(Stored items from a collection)
****************

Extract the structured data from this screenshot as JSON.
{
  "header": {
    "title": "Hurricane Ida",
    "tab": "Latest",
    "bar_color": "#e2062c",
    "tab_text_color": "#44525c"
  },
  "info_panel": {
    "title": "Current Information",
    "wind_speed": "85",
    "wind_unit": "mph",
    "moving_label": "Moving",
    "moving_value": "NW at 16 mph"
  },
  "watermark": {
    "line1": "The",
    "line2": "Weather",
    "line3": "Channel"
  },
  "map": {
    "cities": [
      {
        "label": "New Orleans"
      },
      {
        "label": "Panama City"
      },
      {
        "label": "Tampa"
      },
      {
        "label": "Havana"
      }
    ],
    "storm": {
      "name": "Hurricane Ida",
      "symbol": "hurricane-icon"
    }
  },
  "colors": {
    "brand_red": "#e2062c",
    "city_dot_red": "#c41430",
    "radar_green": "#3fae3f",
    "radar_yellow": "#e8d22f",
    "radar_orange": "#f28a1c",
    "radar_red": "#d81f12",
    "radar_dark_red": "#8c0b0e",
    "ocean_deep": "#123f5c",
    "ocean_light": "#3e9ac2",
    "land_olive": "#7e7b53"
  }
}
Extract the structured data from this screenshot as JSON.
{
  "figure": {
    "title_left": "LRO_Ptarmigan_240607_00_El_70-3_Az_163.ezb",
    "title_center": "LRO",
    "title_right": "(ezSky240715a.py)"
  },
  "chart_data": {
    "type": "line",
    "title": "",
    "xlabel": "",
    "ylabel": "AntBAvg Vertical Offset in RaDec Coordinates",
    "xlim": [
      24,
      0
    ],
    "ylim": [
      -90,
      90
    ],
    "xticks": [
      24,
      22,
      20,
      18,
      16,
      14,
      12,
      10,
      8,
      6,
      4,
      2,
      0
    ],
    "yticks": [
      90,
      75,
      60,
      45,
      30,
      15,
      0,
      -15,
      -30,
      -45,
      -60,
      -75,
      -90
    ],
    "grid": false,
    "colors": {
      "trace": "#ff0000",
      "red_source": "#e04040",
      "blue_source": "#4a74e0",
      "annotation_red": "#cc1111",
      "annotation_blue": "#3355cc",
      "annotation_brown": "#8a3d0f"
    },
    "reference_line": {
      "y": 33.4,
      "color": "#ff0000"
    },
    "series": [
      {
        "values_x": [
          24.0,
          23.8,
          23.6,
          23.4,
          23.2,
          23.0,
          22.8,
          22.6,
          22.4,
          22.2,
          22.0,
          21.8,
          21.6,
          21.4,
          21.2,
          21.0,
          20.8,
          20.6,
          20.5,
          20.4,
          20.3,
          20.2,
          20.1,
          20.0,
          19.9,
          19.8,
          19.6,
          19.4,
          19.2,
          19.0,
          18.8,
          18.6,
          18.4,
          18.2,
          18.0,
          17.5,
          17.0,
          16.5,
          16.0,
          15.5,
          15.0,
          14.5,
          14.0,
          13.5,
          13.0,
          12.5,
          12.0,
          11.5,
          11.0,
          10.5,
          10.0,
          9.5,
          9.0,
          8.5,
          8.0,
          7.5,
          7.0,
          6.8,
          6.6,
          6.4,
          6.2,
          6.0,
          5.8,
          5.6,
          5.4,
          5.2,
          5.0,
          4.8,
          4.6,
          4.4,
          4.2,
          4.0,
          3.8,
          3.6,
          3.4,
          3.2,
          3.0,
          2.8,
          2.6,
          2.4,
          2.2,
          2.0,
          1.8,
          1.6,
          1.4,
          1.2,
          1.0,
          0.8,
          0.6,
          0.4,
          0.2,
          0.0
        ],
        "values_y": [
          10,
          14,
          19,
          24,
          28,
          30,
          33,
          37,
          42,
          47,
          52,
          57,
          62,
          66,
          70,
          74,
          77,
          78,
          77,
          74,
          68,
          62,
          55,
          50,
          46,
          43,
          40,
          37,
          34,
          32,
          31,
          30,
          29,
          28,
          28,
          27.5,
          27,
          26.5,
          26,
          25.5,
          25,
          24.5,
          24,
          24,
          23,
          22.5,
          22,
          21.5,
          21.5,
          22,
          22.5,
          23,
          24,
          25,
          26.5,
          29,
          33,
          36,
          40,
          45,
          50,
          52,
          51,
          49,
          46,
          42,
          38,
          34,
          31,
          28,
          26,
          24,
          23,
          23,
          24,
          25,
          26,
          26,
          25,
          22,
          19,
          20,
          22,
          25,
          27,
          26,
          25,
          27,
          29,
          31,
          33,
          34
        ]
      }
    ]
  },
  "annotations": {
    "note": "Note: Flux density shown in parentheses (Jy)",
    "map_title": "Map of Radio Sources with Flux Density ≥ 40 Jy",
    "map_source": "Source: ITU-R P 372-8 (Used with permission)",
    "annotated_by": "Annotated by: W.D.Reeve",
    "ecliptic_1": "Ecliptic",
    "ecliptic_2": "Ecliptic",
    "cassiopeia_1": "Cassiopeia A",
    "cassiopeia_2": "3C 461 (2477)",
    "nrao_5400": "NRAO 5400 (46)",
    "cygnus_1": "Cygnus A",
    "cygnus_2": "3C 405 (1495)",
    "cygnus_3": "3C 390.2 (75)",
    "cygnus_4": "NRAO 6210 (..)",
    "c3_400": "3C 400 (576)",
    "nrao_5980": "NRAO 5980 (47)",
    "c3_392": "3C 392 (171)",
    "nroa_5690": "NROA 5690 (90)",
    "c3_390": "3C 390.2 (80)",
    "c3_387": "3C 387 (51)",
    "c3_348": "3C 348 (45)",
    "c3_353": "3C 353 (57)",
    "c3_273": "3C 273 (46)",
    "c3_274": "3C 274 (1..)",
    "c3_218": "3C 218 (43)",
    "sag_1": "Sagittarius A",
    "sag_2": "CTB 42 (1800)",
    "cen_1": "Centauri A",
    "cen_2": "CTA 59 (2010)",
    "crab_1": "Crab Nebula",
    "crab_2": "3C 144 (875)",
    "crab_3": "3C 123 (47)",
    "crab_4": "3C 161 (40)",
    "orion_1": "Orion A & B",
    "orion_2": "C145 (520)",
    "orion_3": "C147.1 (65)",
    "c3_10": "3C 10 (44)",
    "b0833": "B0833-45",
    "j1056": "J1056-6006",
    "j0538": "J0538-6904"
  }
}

****************

Restate all of the entries above precisely.

Extract the structured data from this screenshot as JSON.
{
  "header": {
    "title": "Hurricane Ida",
    "tab": "Latest",
    "bar_color": "#e2062c",
    "tab_text_color": "#44525c"
  },
  "info_panel": {
    "title": "Current Information",
    "wind_speed": "85",
    "wind_unit": "mph",
    "moving_label": "Moving",
    "moving_value": "NW at 16 mph"
  },
  "watermark": {
    "line1": "The",
    "line2": "Weather",
    "line3": "Channel"
  },
  "map": {
    "cities": [
      {
        "label": "New Orleans"
      },
      {
        "label": "Panama City"
      },
      {
        "label": "Tampa"
      },
      {
        "label": "Havana"
      }
    ],
    "storm": {
      "name": "Hurricane Ida",
      "symbol": "hurricane-icon"
    }
  },
  "colors": {
    "brand_red": "#e2062c",
    "city_dot_red": "#c41430",
    "radar_green": "#3fae3f",
    "radar_yellow": "#e8d22f",
    "radar_orange": "#f28a1c",
    "radar_red": "#d81f12",
    "radar_dark_red": "#8c0b0e",
    "ocean_deep": "#123f5c",
    "ocean_light": "#3e9ac2",
    "land_olive": "#7e7b53"
  }
}
Extract the structured data from this screenshot as JSON.
{
  "figure": {
    "title_left": "LRO_Ptarmigan_240607_00_El_70-3_Az_163.ezb",
    "title_center": "LRO",
    "title_right": "(ezSky240715a.py)"
  },
  "chart_data": {
    "type": "line",
    "title": "",
    "xlabel": "",
    "ylabel": "AntBAvg Vertical Offset in RaDec Coordinates",
    "xlim": [
      24,
      0
    ],
    "ylim": [
      -90,
      90
    ],
    "xticks": [
      24,
      22,
      20,
      18,
      16,
      14,
      12,
      10,
      8,
      6,
      4,
      2,
      0
    ],
    "yticks": [
      90,
      75,
      60,
      45,
      30,
      15,
      0,
      -15,
      -30,
      -45,
      -60,
      -75,
      -90
    ],
    "grid": false,
    "colors": {
      "trace": "#ff0000",
      "red_source": "#e04040",
      "blue_source": "#4a74e0",
      "annotation_red": "#cc1111",
      "annotation_blue": "#3355cc",
      "annotation_brown": "#8a3d0f"
    },
    "reference_line": {
      "y": 33.4,
      "color": "#ff0000"
    },
    "series": [
      {
        "values_x": [
          24.0,
          23.8,
          23.6,
          23.4,
          23.2,
          23.0,
          22.8,
          22.6,
          22.4,
          22.2,
          22.0,
          21.8,
          21.6,
          21.4,
          21.2,
          21.0,
          20.8,
          20.6,
          20.5,
          20.4,
          20.3,
          20.2,
          20.1,
          20.0,
          19.9,
          19.8,
          19.6,
          19.4,
          19.2,
          19.0,
          18.8,
          18.6,
          18.4,
          18.2,
          18.0,
          17.5,
          17.0,
          16.5,
          16.0,
          15.5,
          15.0,
          14.5,
          14.0,
          13.5,
          13.0,
          12.5,
          12.0,
          11.5,
          11.0,
          10.5,
          10.0,
          9.5,
          9.0,
          8.5,
          8.0,
          7.5,
          7.0,
          6.8,
          6.6,
          6.4,
          6.2,
          6.0,
          5.8,
          5.6,
          5.4,
          5.2,
          5.0,
          4.8,
          4.6,
          4.4,
          4.2,
          4.0,
          3.8,
          3.6,
          3.4,
          3.2,
          3.0,
          2.8,
          2.6,
          2.4,
          2.2,
          2.0,
          1.8,
          1.6,
          1.4,
          1.2,
          1.0,
          0.8,
          0.6,
          0.4,
          0.2,
          0.0
        ],
        "values_y": [
          10,
          14,
          19,
          24,
          28,
          30,
          33,
          37,
          42,
          47,
          52,
          57,
          62,
          66,
          70,
          74,
          77,
          78,
          77,
          74,
          68,
          62,
          55,
          50,
          46,
          43,
          40,
          37,
          34,
          32,
          31,
          30,
          29,
          28,
          28,
          27.5,
          27,
          26.5,
          26,
          25.5,
          25,
          24.5,
          24,
          24,
          23,
          22.5,
          22,
          21.5,
          21.5,
          22,
          22.5,
          23,
          24,
          25,
          26.5,
          29,
          33,
          36,
          40,
          45,
          50,
          52,
          51,
          49,
          46,
          42,
          38,
          34,
          31,
          28,
          26,
          24,
          23,
          23,
          24,
          25,
          26,
          26,
          25,
          22,
          19,
          20,
          22,
          25,
          27,
          26,
          25,
          27,
          29,
          31,
          33,
          34
        ]
      }
    ]
  },
  "annotations": {
    "note": "Note: Flux density shown in parentheses (Jy)",
    "map_title": "Map of Radio Sources with Flux Density ≥ 40 Jy",
    "map_source": "Source: ITU-R P 372-8 (Used with permission)",
    "annotated_by": "Annotated by: W.D.Reeve",
    "ecliptic_1": "Ecliptic",
    "ecliptic_2": "Ecliptic",
    "cassiopeia_1": "Cassiopeia A",
    "cassiopeia_2": "3C 461 (2477)",
    "nrao_5400": "NRAO 5400 (46)",
    "cygnus_1": "Cygnus A",
    "cygnus_2": "3C 405 (1495)",
    "cygnus_3": "3C 390.2 (75)",
    "cygnus_4": "NRAO 6210 (..)",
    "c3_400": "3C 400 (576)",
    "nrao_5980": "NRAO 5980 (47)",
    "c3_392": "3C 392 (171)",
    "nroa_5690": "NROA 5690 (90)",
    "c3_390": "3C 390.2 (80)",
    "c3_387": "3C 387 (51)",
    "c3_348": "3C 348 (45)",
    "c3_353": "3C 353 (57)",
    "c3_273": "3C 273 (46)",
    "c3_274": "3C 274 (1..)",
    "c3_218": "3C 218 (43)",
    "sag_1": "Sagittarius A",
    "sag_2": "CTB 42 (1800)",
    "cen_1": "Centauri A",
    "cen_2": "CTA 59 (2010)",
    "crab_1": "Crab Nebula",
    "crab_2": "3C 144 (875)",
    "crab_3": "3C 123 (47)",
    "crab_4": "3C 161 (40)",
    "orion_1": "Orion A & B",
    "orion_2": "C145 (520)",
    "orion_3": "C147.1 (65)",
    "c3_10": "3C 10 (44)",
    "b0833": "B0833-45",
    "j1056": "J1056-6006",
    "j0538": "J0538-6904"
  }
}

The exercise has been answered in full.